## [GOAL]
Your task is to repeat all of the data exactly while excluding the pictures.
* Start INPUT DATA *
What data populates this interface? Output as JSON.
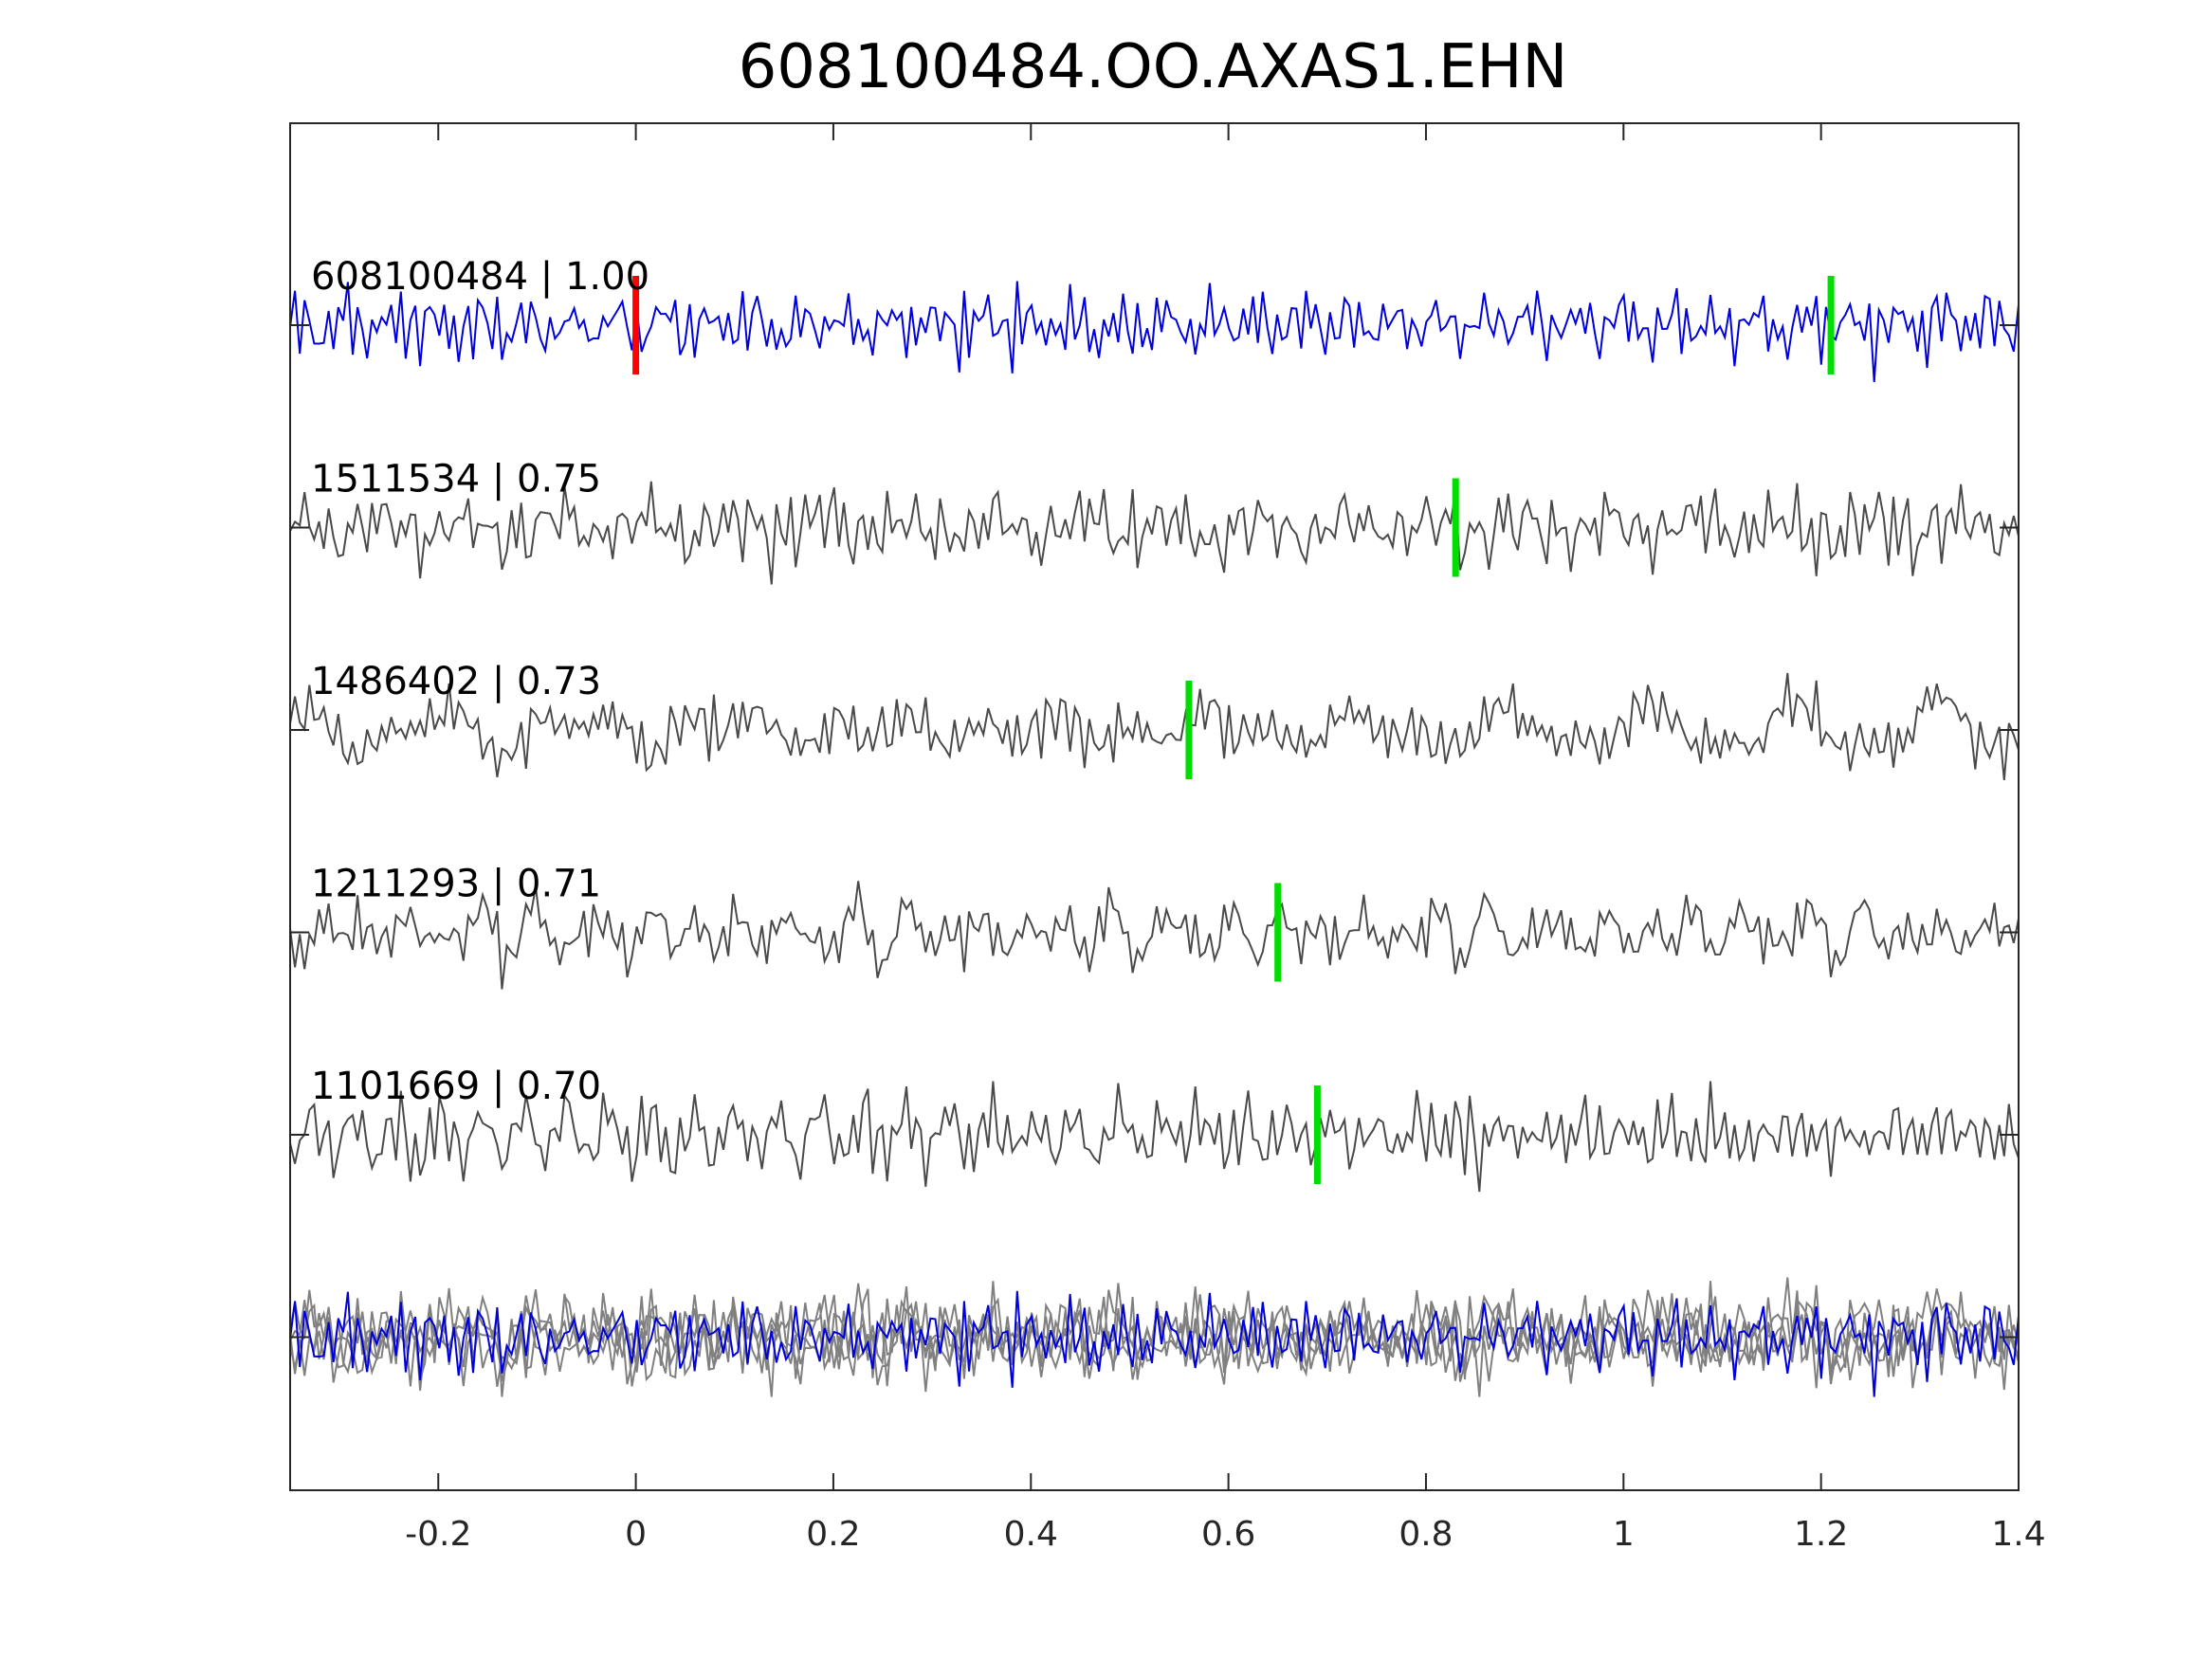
{
  "chart_data": {
    "type": "line",
    "title": "608100484.OO.AXAS1.EHN",
    "xlabel": "",
    "ylabel": "",
    "xlim": [
      -0.35,
      1.4
    ],
    "x_ticks": [
      -0.2,
      0,
      0.2,
      0.4,
      0.6,
      0.8,
      1,
      1.2,
      1.4
    ],
    "x_tick_labels": [
      "-0.2",
      "0",
      "0.2",
      "0.4",
      "0.6",
      "0.8",
      "1",
      "1.2",
      "1.4"
    ],
    "grid": false,
    "legend": "none",
    "colors": {
      "main_trace": "#0000dd",
      "other_trace": "#4a4a4a",
      "stack_other": "#808080",
      "ref_pick": "#ff0000",
      "pick": "#00dd00",
      "axes": "#262626"
    },
    "traces": [
      {
        "label": "608100484 | 1.00",
        "row": 0,
        "main": true,
        "pick_ref": 0.0,
        "pick": 1.21,
        "seed": 11,
        "amp": 1.0
      },
      {
        "label": "1511534 | 0.75",
        "row": 1,
        "main": false,
        "pick": 0.83,
        "seed": 23,
        "amp": 1.0
      },
      {
        "label": "1486402 | 0.73",
        "row": 2,
        "main": false,
        "pick": 0.56,
        "seed": 37,
        "amp": 1.0
      },
      {
        "label": "1211293 | 0.71",
        "row": 3,
        "main": false,
        "pick": 0.65,
        "seed": 41,
        "amp": 1.0
      },
      {
        "label": "1101669 | 0.70",
        "row": 4,
        "main": false,
        "pick": 0.69,
        "seed": 53,
        "amp": 1.0
      }
    ],
    "stack_row": 5
  }
}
* End INPUT DATA *
## [RESULT BELOW]
What data populates this interface? Output as JSON.
{
  "chart_data": {
    "type": "line",
    "title": "608100484.OO.AXAS1.EHN",
    "xlabel": "",
    "ylabel": "",
    "xlim": [
      -0.35,
      1.4
    ],
    "x_ticks": [
      -0.2,
      0,
      0.2,
      0.4,
      0.6,
      0.8,
      1,
      1.2,
      1.4
    ],
    "x_tick_labels": [
      "-0.2",
      "0",
      "0.2",
      "0.4",
      "0.6",
      "0.8",
      "1",
      "1.2",
      "1.4"
    ],
    "grid": false,
    "legend": "none",
    "colors": {
      "main_trace": "#0000dd",
      "other_trace": "#4a4a4a",
      "stack_other": "#808080",
      "ref_pick": "#ff0000",
      "pick": "#00dd00",
      "axes": "#262626"
    },
    "traces": [
      {
        "label": "608100484 | 1.00",
        "row": 0,
        "main": true,
        "pick_ref": 0.0,
        "pick": 1.21,
        "seed": 11,
        "amp": 1.0
      },
      {
        "label": "1511534 | 0.75",
        "row": 1,
        "main": false,
        "pick": 0.83,
        "seed": 23,
        "amp": 1.0
      },
      {
        "label": "1486402 | 0.73",
        "row": 2,
        "main": false,
        "pick": 0.56,
        "seed": 37,
        "amp": 1.0
      },
      {
        "label": "1211293 | 0.71",
        "row": 3,
        "main": false,
        "pick": 0.65,
        "seed": 41,
        "amp": 1.0
      },
      {
        "label": "1101669 | 0.70",
        "row": 4,
        "main": false,
        "pick": 0.69,
        "seed": 53,
        "amp": 1.0
      }
    ],
    "stack_row": 5
  }
}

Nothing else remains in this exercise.